Problem requirements> Report, word for word, every line of the material that contains "сумрачнымъ".

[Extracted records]
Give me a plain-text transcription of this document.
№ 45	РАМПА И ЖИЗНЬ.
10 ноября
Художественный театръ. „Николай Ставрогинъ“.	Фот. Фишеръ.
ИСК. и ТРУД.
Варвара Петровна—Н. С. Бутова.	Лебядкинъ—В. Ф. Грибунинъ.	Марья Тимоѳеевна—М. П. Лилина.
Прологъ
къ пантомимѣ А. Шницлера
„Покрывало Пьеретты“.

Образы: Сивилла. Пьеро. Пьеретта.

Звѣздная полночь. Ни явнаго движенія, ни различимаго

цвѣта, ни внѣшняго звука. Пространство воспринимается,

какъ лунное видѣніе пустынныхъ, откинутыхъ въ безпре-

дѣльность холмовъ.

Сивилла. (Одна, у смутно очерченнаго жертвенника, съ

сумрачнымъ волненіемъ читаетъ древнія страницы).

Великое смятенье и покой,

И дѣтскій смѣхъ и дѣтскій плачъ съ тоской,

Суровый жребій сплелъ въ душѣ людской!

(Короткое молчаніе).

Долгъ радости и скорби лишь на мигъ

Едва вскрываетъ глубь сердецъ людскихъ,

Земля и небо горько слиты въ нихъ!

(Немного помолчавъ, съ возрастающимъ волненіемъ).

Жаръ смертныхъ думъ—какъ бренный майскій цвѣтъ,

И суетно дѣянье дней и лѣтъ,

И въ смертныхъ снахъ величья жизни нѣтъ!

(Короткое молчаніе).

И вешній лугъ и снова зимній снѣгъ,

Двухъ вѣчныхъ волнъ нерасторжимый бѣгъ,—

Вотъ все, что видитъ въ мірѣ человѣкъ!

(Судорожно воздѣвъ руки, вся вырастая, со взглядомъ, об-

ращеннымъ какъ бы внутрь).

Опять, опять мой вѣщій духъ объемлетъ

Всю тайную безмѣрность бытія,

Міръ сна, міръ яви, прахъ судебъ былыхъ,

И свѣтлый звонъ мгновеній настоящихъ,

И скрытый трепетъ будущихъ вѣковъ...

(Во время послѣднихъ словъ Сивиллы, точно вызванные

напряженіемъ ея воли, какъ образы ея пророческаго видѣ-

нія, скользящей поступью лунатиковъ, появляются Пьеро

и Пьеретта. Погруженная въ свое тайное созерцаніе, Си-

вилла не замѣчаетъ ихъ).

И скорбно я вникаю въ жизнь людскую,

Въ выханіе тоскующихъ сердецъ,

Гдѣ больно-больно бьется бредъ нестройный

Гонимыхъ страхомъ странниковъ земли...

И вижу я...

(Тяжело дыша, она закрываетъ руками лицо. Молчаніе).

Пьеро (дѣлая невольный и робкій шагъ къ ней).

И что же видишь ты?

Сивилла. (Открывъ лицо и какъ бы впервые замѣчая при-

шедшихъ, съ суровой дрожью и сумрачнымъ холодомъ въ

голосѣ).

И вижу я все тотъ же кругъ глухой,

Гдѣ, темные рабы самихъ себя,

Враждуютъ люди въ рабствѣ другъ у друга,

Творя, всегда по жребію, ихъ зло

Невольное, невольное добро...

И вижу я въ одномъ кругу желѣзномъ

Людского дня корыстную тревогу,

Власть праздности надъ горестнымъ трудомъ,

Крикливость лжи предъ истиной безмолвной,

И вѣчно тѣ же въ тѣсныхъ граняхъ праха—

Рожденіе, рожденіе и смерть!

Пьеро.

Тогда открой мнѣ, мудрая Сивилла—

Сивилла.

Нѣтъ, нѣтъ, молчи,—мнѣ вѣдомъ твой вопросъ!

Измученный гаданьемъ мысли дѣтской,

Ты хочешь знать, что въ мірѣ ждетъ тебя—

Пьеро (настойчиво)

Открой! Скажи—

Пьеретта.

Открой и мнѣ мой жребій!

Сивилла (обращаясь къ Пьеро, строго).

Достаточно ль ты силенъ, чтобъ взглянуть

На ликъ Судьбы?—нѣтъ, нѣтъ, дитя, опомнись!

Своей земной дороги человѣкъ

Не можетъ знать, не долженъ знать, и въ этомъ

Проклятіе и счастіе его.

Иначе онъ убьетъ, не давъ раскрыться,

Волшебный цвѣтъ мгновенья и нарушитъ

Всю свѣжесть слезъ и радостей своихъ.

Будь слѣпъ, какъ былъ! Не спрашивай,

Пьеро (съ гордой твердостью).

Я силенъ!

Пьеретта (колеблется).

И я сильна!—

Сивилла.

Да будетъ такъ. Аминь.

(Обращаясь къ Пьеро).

Task answer>
сумрачнымъ волненіемъ читаетъ древнія страницы).
шедшихъ, съ суровой дрожью и сумрачнымъ холодомъ въ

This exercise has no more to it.